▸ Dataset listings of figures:
>>>>
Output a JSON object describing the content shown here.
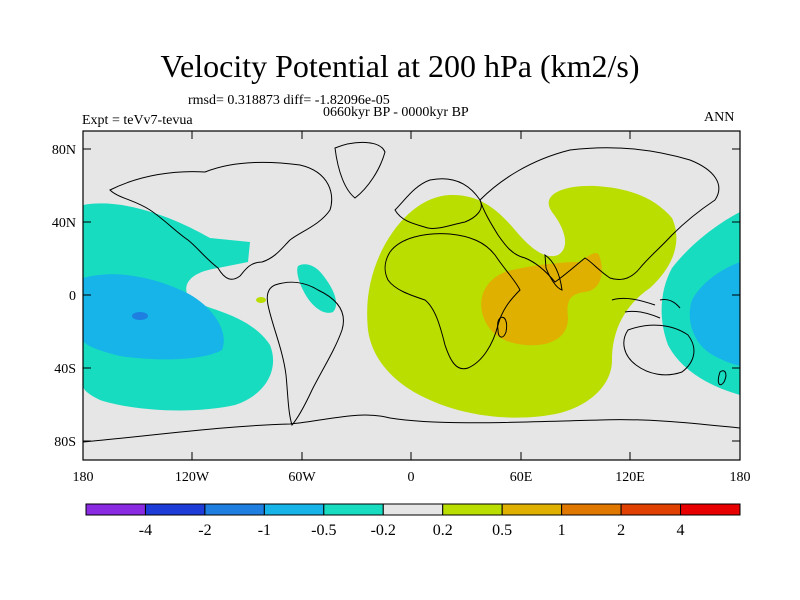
{
  "title": "Velocity Potential at 200 hPa (km2/s)",
  "stats": "rmsd= 0.318873 diff= -1.82096e-05",
  "experiment": "Expt = teVv7-tevua",
  "period": "0660kyr BP - 0000kyr BP",
  "season": "ANN",
  "map": {
    "lon_range": [
      -180,
      180
    ],
    "lat_range": [
      -90,
      90
    ],
    "land_outline": "coastline",
    "background_color": "#e6e6e6",
    "lat_labels": [
      "80N",
      "40N",
      "0",
      "40S",
      "80S"
    ],
    "lon_labels": [
      "180",
      "120W",
      "60W",
      "0",
      "60E",
      "120E",
      "180"
    ]
  },
  "colorbar": {
    "colors": [
      "#8a2be2",
      "#1e3cd8",
      "#1e7fe0",
      "#16b4e8",
      "#18dcc0",
      "#e6e6e6",
      "#b9de00",
      "#e0b000",
      "#e07800",
      "#e04000",
      "#e80000"
    ],
    "labels": [
      "-4",
      "-2",
      "-1",
      "-0.5",
      "-0.2",
      "0.2",
      "0.5",
      "1",
      "2",
      "4"
    ]
  }
}
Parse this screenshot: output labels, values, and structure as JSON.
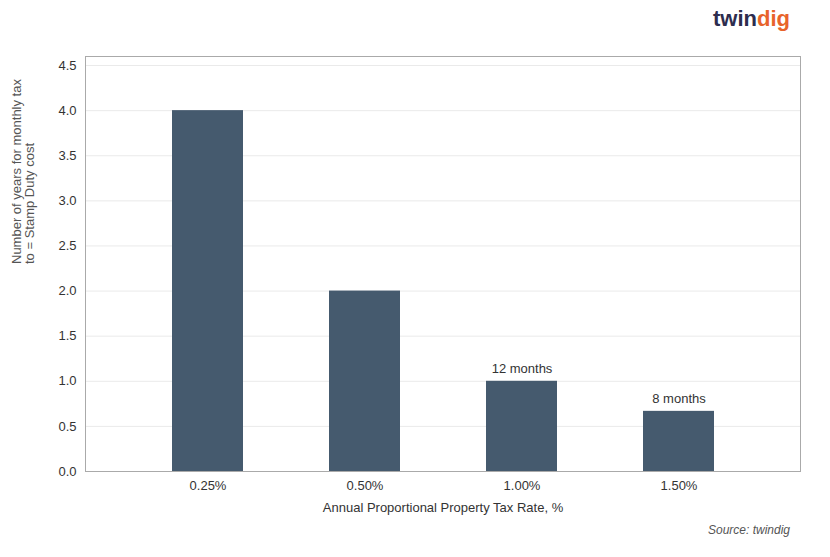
{
  "chart_data": {
    "type": "bar",
    "categories": [
      "0.25%",
      "0.50%",
      "1.00%",
      "1.50%"
    ],
    "values": [
      4.0,
      2.0,
      1.0,
      0.6667
    ],
    "color": "#455a6e",
    "xlabel": "Annual Proportional Property Tax Rate, %",
    "ylabel": "Number of years for monthly tax\nto = Stamp Duty cost",
    "ylim": [
      0,
      4.6
    ],
    "yticks": [
      {
        "value": 0,
        "label": "0.0"
      },
      0.5,
      {
        "value": 1,
        "label": "1.0"
      },
      1.5,
      {
        "value": 2,
        "label": "2.0"
      },
      2.5,
      {
        "value": 3,
        "label": "3.0"
      },
      3.5,
      {
        "value": 4,
        "label": "4.0"
      },
      4.5
    ],
    "grid": true,
    "annotations": [
      {
        "text": "12 months",
        "category": "1.00%"
      },
      {
        "text": "8 months",
        "category": "1.50%"
      },
      {
        "text": "twin",
        "color": "#2d2d4e"
      },
      {
        "text": "dig",
        "color": "#e8632a"
      }
    ],
    "caption": "Source: twindig"
  }
}
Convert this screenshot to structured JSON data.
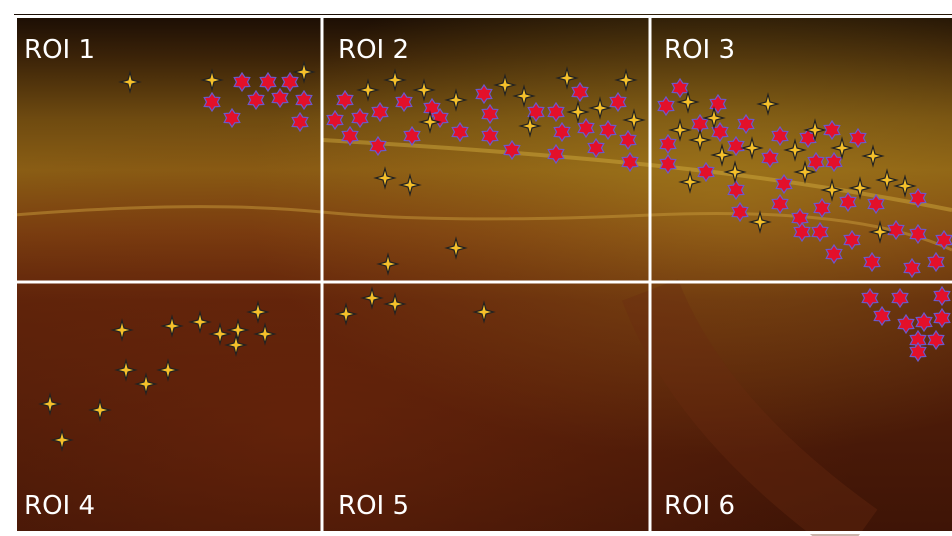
{
  "rois": [
    {
      "label": "ROI 1"
    },
    {
      "label": "ROI 2"
    },
    {
      "label": "ROI 3"
    },
    {
      "label": "ROI 4"
    },
    {
      "label": "ROI 5"
    },
    {
      "label": "ROI 6"
    }
  ]
}
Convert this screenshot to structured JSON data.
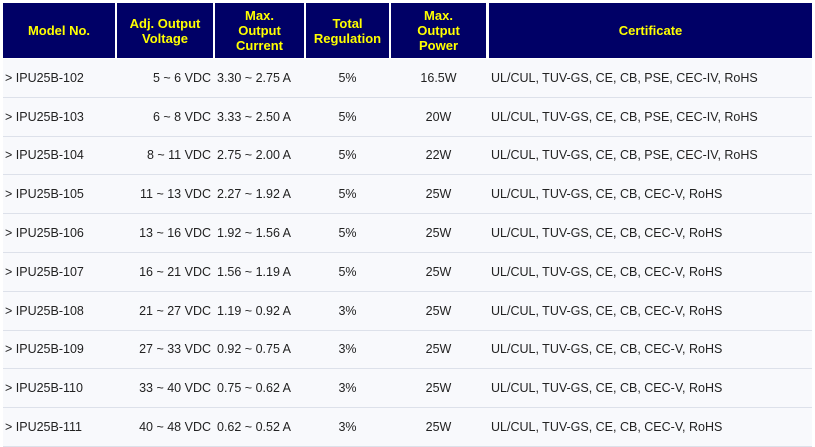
{
  "table": {
    "header": [
      "Model No.",
      "Adj. Output Voltage",
      "Max. Output Current",
      "Total Regulation",
      "Max. Output Power",
      "Certificate"
    ],
    "rows": [
      [
        "> IPU25B-102",
        "5 ~ 6 VDC",
        "3.30 ~ 2.75 A",
        "5%",
        "16.5W",
        "UL/CUL, TUV-GS, CE, CB, PSE, CEC-IV, RoHS"
      ],
      [
        "> IPU25B-103",
        "6 ~ 8 VDC",
        "3.33 ~ 2.50 A",
        "5%",
        "20W",
        "UL/CUL, TUV-GS, CE, CB, PSE, CEC-IV, RoHS"
      ],
      [
        "> IPU25B-104",
        "8 ~ 11 VDC",
        "2.75 ~ 2.00 A",
        "5%",
        "22W",
        "UL/CUL, TUV-GS, CE, CB, PSE, CEC-IV, RoHS"
      ],
      [
        "> IPU25B-105",
        "11 ~ 13 VDC",
        "2.27 ~ 1.92 A",
        "5%",
        "25W",
        "UL/CUL, TUV-GS, CE, CB, CEC-V, RoHS"
      ],
      [
        "> IPU25B-106",
        "13 ~ 16 VDC",
        "1.92 ~ 1.56 A",
        "5%",
        "25W",
        "UL/CUL, TUV-GS, CE, CB, CEC-V, RoHS"
      ],
      [
        "> IPU25B-107",
        "16 ~ 21 VDC",
        "1.56 ~ 1.19 A",
        "5%",
        "25W",
        "UL/CUL, TUV-GS, CE, CB, CEC-V, RoHS"
      ],
      [
        "> IPU25B-108",
        "21 ~ 27 VDC",
        "1.19 ~ 0.92 A",
        "3%",
        "25W",
        "UL/CUL, TUV-GS, CE, CB, CEC-V, RoHS"
      ],
      [
        "> IPU25B-109",
        "27 ~ 33 VDC",
        "0.92 ~ 0.75 A",
        "3%",
        "25W",
        "UL/CUL, TUV-GS, CE, CB, CEC-V, RoHS"
      ],
      [
        "> IPU25B-110",
        "33 ~ 40 VDC",
        "0.75 ~ 0.62 A",
        "3%",
        "25W",
        "UL/CUL, TUV-GS, CE, CB, CEC-V, RoHS"
      ],
      [
        "> IPU25B-111",
        "40 ~ 48 VDC",
        "0.62 ~ 0.52 A",
        "3%",
        "25W",
        "UL/CUL, TUV-GS, CE, CB, CEC-V, RoHS"
      ]
    ]
  }
}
<<<<
▸ Task statement:
Give the entries again word for word, but skip the pictures.

▸ Written answer:
Output a JSON object describing the content shown here.
{
  "title": "Velocity Potential at 200 hPa (km2/s)",
  "stats": "rmsd= 0.318873 diff= -1.82096e-05",
  "experiment": "Expt = teVv7-tevua",
  "period": "0660kyr BP - 0000kyr BP",
  "season": "ANN",
  "map": {
    "lon_range": [
      -180,
      180
    ],
    "lat_range": [
      -90,
      90
    ],
    "land_outline": "coastline",
    "background_color": "#e6e6e6",
    "lat_labels": [
      "80N",
      "40N",
      "0",
      "40S",
      "80S"
    ],
    "lon_labels": [
      "180",
      "120W",
      "60W",
      "0",
      "60E",
      "120E",
      "180"
    ]
  },
  "colorbar": {
    "colors": [
      "#8a2be2",
      "#1e3cd8",
      "#1e7fe0",
      "#16b4e8",
      "#18dcc0",
      "#e6e6e6",
      "#b9de00",
      "#e0b000",
      "#e07800",
      "#e04000",
      "#e80000"
    ],
    "labels": [
      "-4",
      "-2",
      "-1",
      "-0.5",
      "-0.2",
      "0.2",
      "0.5",
      "1",
      "2",
      "4"
    ]
  }
}
Parse this screenshot: output labels, values, and structure as JSON.
{
  "chart_data": {
    "type": "bar",
    "categories": [
      "0.25%",
      "0.50%",
      "1.00%",
      "1.50%"
    ],
    "values": [
      4.0,
      2.0,
      1.0,
      0.6667
    ],
    "color": "#455a6e",
    "xlabel": "Annual Proportional Property Tax Rate, %",
    "ylabel": "Number of years for monthly tax\nto = Stamp Duty cost",
    "ylim": [
      0,
      4.6
    ],
    "yticks": [
      {
        "value": 0,
        "label": "0.0"
      },
      0.5,
      {
        "value": 1,
        "label": "1.0"
      },
      1.5,
      {
        "value": 2,
        "label": "2.0"
      },
      2.5,
      {
        "value": 3,
        "label": "3.0"
      },
      3.5,
      {
        "value": 4,
        "label": "4.0"
      },
      4.5
    ],
    "grid": true,
    "annotations": [
      {
        "text": "12 months",
        "category": "1.00%"
      },
      {
        "text": "8 months",
        "category": "1.50%"
      },
      {
        "text": "twin",
        "color": "#2d2d4e"
      },
      {
        "text": "dig",
        "color": "#e8632a"
      }
    ],
    "caption": "Source: twindig"
  }
}
Convert this screenshot to structured JSON data.
{
  "rois": [
    {
      "label": "ROI 1"
    },
    {
      "label": "ROI 2"
    },
    {
      "label": "ROI 3"
    },
    {
      "label": "ROI 4"
    },
    {
      "label": "ROI 5"
    },
    {
      "label": "ROI 6"
    }
  ]
}
Convert this screenshot to structured JSON data.
{
  "table": {
    "header": [
      "Model No.",
      "Adj. Output Voltage",
      "Max. Output Current",
      "Total Regulation",
      "Max. Output Power",
      "Certificate"
    ],
    "rows": [
      [
        "> IPU25B-102",
        "5 ~ 6 VDC",
        "3.30 ~ 2.75 A",
        "5%",
        "16.5W",
        "UL/CUL, TUV-GS, CE, CB, PSE, CEC-IV, RoHS"
      ],
      [
        "> IPU25B-103",
        "6 ~ 8 VDC",
        "3.33 ~ 2.50 A",
        "5%",
        "20W",
        "UL/CUL, TUV-GS, CE, CB, PSE, CEC-IV, RoHS"
      ],
      [
        "> IPU25B-104",
        "8 ~ 11 VDC",
        "2.75 ~ 2.00 A",
        "5%",
        "22W",
        "UL/CUL, TUV-GS, CE, CB, PSE, CEC-IV, RoHS"
      ],
      [
        "> IPU25B-105",
        "11 ~ 13 VDC",
        "2.27 ~ 1.92 A",
        "5%",
        "25W",
        "UL/CUL, TUV-GS, CE, CB, CEC-V, RoHS"
      ],
      [
        "> IPU25B-106",
        "13 ~ 16 VDC",
        "1.92 ~ 1.56 A",
        "5%",
        "25W",
        "UL/CUL, TUV-GS, CE, CB, CEC-V, RoHS"
      ],
      [
        "> IPU25B-107",
        "16 ~ 21 VDC",
        "1.56 ~ 1.19 A",
        "5%",
        "25W",
        "UL/CUL, TUV-GS, CE, CB, CEC-V, RoHS"
      ],
      [
        "> IPU25B-108",
        "21 ~ 27 VDC",
        "1.19 ~ 0.92 A",
        "3%",
        "25W",
        "UL/CUL, TUV-GS, CE, CB, CEC-V, RoHS"
      ],
      [
        "> IPU25B-109",
        "27 ~ 33 VDC",
        "0.92 ~ 0.75 A",
        "3%",
        "25W",
        "UL/CUL, TUV-GS, CE, CB, CEC-V, RoHS"
      ],
      [
        "> IPU25B-110",
        "33 ~ 40 VDC",
        "0.75 ~ 0.62 A",
        "3%",
        "25W",
        "UL/CUL, TUV-GS, CE, CB, CEC-V, RoHS"
      ],
      [
        "> IPU25B-111",
        "40 ~ 48 VDC",
        "0.62 ~ 0.52 A",
        "3%",
        "25W",
        "UL/CUL, TUV-GS, CE, CB, CEC-V, RoHS"
      ]
    ]
  }
}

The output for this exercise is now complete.